Task statement
Extract all of the entries and give them again, word for word.

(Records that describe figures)
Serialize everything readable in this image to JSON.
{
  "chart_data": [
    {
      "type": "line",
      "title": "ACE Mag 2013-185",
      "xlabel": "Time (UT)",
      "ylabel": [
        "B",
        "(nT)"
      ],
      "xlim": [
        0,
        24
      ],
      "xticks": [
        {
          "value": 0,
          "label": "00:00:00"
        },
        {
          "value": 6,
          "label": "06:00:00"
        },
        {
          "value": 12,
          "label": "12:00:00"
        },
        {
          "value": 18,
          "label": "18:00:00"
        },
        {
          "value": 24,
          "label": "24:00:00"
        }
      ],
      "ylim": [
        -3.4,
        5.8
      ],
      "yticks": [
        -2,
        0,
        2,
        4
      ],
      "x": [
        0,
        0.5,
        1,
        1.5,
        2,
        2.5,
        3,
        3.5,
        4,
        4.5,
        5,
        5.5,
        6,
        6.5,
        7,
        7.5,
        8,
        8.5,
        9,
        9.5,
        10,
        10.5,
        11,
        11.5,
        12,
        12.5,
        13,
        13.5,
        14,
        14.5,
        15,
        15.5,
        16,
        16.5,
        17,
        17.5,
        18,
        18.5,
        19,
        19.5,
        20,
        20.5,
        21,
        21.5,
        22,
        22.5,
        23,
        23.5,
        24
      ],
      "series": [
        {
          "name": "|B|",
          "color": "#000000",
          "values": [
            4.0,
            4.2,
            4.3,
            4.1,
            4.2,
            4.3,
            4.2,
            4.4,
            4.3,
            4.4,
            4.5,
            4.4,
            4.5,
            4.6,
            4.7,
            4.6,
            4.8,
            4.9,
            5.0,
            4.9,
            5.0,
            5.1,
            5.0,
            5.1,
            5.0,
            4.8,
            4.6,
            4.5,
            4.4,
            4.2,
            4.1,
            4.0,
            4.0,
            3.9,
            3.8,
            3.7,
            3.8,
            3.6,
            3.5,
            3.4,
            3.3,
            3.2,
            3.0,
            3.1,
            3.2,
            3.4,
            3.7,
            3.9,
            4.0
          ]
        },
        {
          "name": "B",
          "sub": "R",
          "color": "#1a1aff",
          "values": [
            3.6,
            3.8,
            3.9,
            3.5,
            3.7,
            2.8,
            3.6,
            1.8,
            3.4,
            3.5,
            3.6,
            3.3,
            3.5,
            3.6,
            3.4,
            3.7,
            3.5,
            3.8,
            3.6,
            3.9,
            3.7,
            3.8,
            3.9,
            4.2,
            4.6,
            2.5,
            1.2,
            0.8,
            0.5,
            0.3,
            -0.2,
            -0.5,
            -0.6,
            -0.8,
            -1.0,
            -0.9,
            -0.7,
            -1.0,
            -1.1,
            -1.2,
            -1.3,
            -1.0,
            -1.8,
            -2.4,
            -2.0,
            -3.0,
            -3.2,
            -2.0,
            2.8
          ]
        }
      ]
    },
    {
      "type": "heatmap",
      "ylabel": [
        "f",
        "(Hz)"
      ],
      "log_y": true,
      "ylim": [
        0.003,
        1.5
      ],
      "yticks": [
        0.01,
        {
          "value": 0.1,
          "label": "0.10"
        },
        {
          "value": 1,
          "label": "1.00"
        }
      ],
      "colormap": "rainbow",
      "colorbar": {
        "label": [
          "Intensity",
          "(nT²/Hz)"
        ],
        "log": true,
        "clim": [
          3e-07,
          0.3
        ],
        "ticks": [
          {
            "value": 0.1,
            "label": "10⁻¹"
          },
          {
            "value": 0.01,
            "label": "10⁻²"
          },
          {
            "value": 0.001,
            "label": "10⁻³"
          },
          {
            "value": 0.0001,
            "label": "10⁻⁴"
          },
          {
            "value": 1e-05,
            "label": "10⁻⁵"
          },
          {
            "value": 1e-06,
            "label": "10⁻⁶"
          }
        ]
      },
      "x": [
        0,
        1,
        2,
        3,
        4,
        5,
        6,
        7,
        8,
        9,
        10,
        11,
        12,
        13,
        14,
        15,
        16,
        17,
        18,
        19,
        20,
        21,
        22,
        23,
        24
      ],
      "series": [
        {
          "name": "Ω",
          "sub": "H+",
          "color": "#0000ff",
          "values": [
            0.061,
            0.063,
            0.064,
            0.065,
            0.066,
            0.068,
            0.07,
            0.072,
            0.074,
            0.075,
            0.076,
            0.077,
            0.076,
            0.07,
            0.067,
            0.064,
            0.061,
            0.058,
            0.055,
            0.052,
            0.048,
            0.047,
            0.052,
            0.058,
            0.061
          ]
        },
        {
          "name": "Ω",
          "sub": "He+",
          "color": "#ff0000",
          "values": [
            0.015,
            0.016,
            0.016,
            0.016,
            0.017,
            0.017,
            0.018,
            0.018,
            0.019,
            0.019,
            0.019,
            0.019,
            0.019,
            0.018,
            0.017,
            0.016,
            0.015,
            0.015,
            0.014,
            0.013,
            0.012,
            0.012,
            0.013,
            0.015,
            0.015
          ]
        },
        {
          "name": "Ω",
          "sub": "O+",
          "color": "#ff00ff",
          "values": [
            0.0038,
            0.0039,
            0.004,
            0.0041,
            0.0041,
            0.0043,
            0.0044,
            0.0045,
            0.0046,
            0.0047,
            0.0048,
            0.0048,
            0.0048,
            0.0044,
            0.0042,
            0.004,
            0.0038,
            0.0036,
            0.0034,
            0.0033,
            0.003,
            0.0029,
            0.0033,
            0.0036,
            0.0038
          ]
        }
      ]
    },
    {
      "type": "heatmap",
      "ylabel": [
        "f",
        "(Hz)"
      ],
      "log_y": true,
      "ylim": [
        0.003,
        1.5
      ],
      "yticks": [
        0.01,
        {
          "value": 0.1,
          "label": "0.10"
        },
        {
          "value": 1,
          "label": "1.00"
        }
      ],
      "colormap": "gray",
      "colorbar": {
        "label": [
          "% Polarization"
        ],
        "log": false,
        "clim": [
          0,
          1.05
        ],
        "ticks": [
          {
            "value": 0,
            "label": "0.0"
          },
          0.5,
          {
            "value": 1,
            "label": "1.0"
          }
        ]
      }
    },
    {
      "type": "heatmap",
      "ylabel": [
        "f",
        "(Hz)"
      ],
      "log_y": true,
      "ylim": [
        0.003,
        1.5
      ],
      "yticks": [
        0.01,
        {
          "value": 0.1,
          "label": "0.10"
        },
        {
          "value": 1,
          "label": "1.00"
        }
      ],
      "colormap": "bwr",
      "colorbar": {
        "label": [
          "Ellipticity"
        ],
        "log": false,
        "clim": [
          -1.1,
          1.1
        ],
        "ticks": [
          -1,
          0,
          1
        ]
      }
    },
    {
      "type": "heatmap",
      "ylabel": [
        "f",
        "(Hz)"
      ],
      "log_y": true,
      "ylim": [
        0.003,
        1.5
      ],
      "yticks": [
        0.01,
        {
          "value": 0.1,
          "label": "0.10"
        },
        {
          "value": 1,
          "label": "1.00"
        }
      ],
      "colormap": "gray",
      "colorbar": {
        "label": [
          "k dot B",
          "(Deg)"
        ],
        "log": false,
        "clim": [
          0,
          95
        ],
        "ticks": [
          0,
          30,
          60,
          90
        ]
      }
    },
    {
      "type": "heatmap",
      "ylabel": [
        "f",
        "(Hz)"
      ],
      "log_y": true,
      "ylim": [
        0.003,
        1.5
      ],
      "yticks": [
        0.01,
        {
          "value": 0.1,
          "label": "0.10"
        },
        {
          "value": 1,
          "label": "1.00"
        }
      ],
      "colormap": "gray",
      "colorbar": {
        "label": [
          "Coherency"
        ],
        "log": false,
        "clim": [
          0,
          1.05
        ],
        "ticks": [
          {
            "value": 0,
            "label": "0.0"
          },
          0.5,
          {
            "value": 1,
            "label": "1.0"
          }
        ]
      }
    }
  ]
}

Exercise answer
Serialize everything readable in this image to JSON.
{
  "chart_data": [
    {
      "type": "line",
      "title": "ACE Mag 2013-185",
      "xlabel": "Time (UT)",
      "ylabel": [
        "B",
        "(nT)"
      ],
      "xlim": [
        0,
        24
      ],
      "xticks": [
        {
          "value": 0,
          "label": "00:00:00"
        },
        {
          "value": 6,
          "label": "06:00:00"
        },
        {
          "value": 12,
          "label": "12:00:00"
        },
        {
          "value": 18,
          "label": "18:00:00"
        },
        {
          "value": 24,
          "label": "24:00:00"
        }
      ],
      "ylim": [
        -3.4,
        5.8
      ],
      "yticks": [
        -2,
        0,
        2,
        4
      ],
      "x": [
        0,
        0.5,
        1,
        1.5,
        2,
        2.5,
        3,
        3.5,
        4,
        4.5,
        5,
        5.5,
        6,
        6.5,
        7,
        7.5,
        8,
        8.5,
        9,
        9.5,
        10,
        10.5,
        11,
        11.5,
        12,
        12.5,
        13,
        13.5,
        14,
        14.5,
        15,
        15.5,
        16,
        16.5,
        17,
        17.5,
        18,
        18.5,
        19,
        19.5,
        20,
        20.5,
        21,
        21.5,
        22,
        22.5,
        23,
        23.5,
        24
      ],
      "series": [
        {
          "name": "|B|",
          "color": "#000000",
          "values": [
            4.0,
            4.2,
            4.3,
            4.1,
            4.2,
            4.3,
            4.2,
            4.4,
            4.3,
            4.4,
            4.5,
            4.4,
            4.5,
            4.6,
            4.7,
            4.6,
            4.8,
            4.9,
            5.0,
            4.9,
            5.0,
            5.1,
            5.0,
            5.1,
            5.0,
            4.8,
            4.6,
            4.5,
            4.4,
            4.2,
            4.1,
            4.0,
            4.0,
            3.9,
            3.8,
            3.7,
            3.8,
            3.6,
            3.5,
            3.4,
            3.3,
            3.2,
            3.0,
            3.1,
            3.2,
            3.4,
            3.7,
            3.9,
            4.0
          ]
        },
        {
          "name": "B",
          "sub": "R",
          "color": "#1a1aff",
          "values": [
            3.6,
            3.8,
            3.9,
            3.5,
            3.7,
            2.8,
            3.6,
            1.8,
            3.4,
            3.5,
            3.6,
            3.3,
            3.5,
            3.6,
            3.4,
            3.7,
            3.5,
            3.8,
            3.6,
            3.9,
            3.7,
            3.8,
            3.9,
            4.2,
            4.6,
            2.5,
            1.2,
            0.8,
            0.5,
            0.3,
            -0.2,
            -0.5,
            -0.6,
            -0.8,
            -1.0,
            -0.9,
            -0.7,
            -1.0,
            -1.1,
            -1.2,
            -1.3,
            -1.0,
            -1.8,
            -2.4,
            -2.0,
            -3.0,
            -3.2,
            -2.0,
            2.8
          ]
        }
      ]
    },
    {
      "type": "heatmap",
      "ylabel": [
        "f",
        "(Hz)"
      ],
      "log_y": true,
      "ylim": [
        0.003,
        1.5
      ],
      "yticks": [
        0.01,
        {
          "value": 0.1,
          "label": "0.10"
        },
        {
          "value": 1,
          "label": "1.00"
        }
      ],
      "colormap": "rainbow",
      "colorbar": {
        "label": [
          "Intensity",
          "(nT²/Hz)"
        ],
        "log": true,
        "clim": [
          3e-07,
          0.3
        ],
        "ticks": [
          {
            "value": 0.1,
            "label": "10⁻¹"
          },
          {
            "value": 0.01,
            "label": "10⁻²"
          },
          {
            "value": 0.001,
            "label": "10⁻³"
          },
          {
            "value": 0.0001,
            "label": "10⁻⁴"
          },
          {
            "value": 1e-05,
            "label": "10⁻⁵"
          },
          {
            "value": 1e-06,
            "label": "10⁻⁶"
          }
        ]
      },
      "x": [
        0,
        1,
        2,
        3,
        4,
        5,
        6,
        7,
        8,
        9,
        10,
        11,
        12,
        13,
        14,
        15,
        16,
        17,
        18,
        19,
        20,
        21,
        22,
        23,
        24
      ],
      "series": [
        {
          "name": "Ω",
          "sub": "H+",
          "color": "#0000ff",
          "values": [
            0.061,
            0.063,
            0.064,
            0.065,
            0.066,
            0.068,
            0.07,
            0.072,
            0.074,
            0.075,
            0.076,
            0.077,
            0.076,
            0.07,
            0.067,
            0.064,
            0.061,
            0.058,
            0.055,
            0.052,
            0.048,
            0.047,
            0.052,
            0.058,
            0.061
          ]
        },
        {
          "name": "Ω",
          "sub": "He+",
          "color": "#ff0000",
          "values": [
            0.015,
            0.016,
            0.016,
            0.016,
            0.017,
            0.017,
            0.018,
            0.018,
            0.019,
            0.019,
            0.019,
            0.019,
            0.019,
            0.018,
            0.017,
            0.016,
            0.015,
            0.015,
            0.014,
            0.013,
            0.012,
            0.012,
            0.013,
            0.015,
            0.015
          ]
        },
        {
          "name": "Ω",
          "sub": "O+",
          "color": "#ff00ff",
          "values": [
            0.0038,
            0.0039,
            0.004,
            0.0041,
            0.0041,
            0.0043,
            0.0044,
            0.0045,
            0.0046,
            0.0047,
            0.0048,
            0.0048,
            0.0048,
            0.0044,
            0.0042,
            0.004,
            0.0038,
            0.0036,
            0.0034,
            0.0033,
            0.003,
            0.0029,
            0.0033,
            0.0036,
            0.0038
          ]
        }
      ]
    },
    {
      "type": "heatmap",
      "ylabel": [
        "f",
        "(Hz)"
      ],
      "log_y": true,
      "ylim": [
        0.003,
        1.5
      ],
      "yticks": [
        0.01,
        {
          "value": 0.1,
          "label": "0.10"
        },
        {
          "value": 1,
          "label": "1.00"
        }
      ],
      "colormap": "gray",
      "colorbar": {
        "label": [
          "% Polarization"
        ],
        "log": false,
        "clim": [
          0,
          1.05
        ],
        "ticks": [
          {
            "value": 0,
            "label": "0.0"
          },
          0.5,
          {
            "value": 1,
            "label": "1.0"
          }
        ]
      }
    },
    {
      "type": "heatmap",
      "ylabel": [
        "f",
        "(Hz)"
      ],
      "log_y": true,
      "ylim": [
        0.003,
        1.5
      ],
      "yticks": [
        0.01,
        {
          "value": 0.1,
          "label": "0.10"
        },
        {
          "value": 1,
          "label": "1.00"
        }
      ],
      "colormap": "bwr",
      "colorbar": {
        "label": [
          "Ellipticity"
        ],
        "log": false,
        "clim": [
          -1.1,
          1.1
        ],
        "ticks": [
          -1,
          0,
          1
        ]
      }
    },
    {
      "type": "heatmap",
      "ylabel": [
        "f",
        "(Hz)"
      ],
      "log_y": true,
      "ylim": [
        0.003,
        1.5
      ],
      "yticks": [
        0.01,
        {
          "value": 0.1,
          "label": "0.10"
        },
        {
          "value": 1,
          "label": "1.00"
        }
      ],
      "colormap": "gray",
      "colorbar": {
        "label": [
          "k dot B",
          "(Deg)"
        ],
        "log": false,
        "clim": [
          0,
          95
        ],
        "ticks": [
          0,
          30,
          60,
          90
        ]
      }
    },
    {
      "type": "heatmap",
      "ylabel": [
        "f",
        "(Hz)"
      ],
      "log_y": true,
      "ylim": [
        0.003,
        1.5
      ],
      "yticks": [
        0.01,
        {
          "value": 0.1,
          "label": "0.10"
        },
        {
          "value": 1,
          "label": "1.00"
        }
      ],
      "colormap": "gray",
      "colorbar": {
        "label": [
          "Coherency"
        ],
        "log": false,
        "clim": [
          0,
          1.05
        ],
        "ticks": [
          {
            "value": 0,
            "label": "0.0"
          },
          0.5,
          {
            "value": 1,
            "label": "1.0"
          }
        ]
      }
    }
  ]
}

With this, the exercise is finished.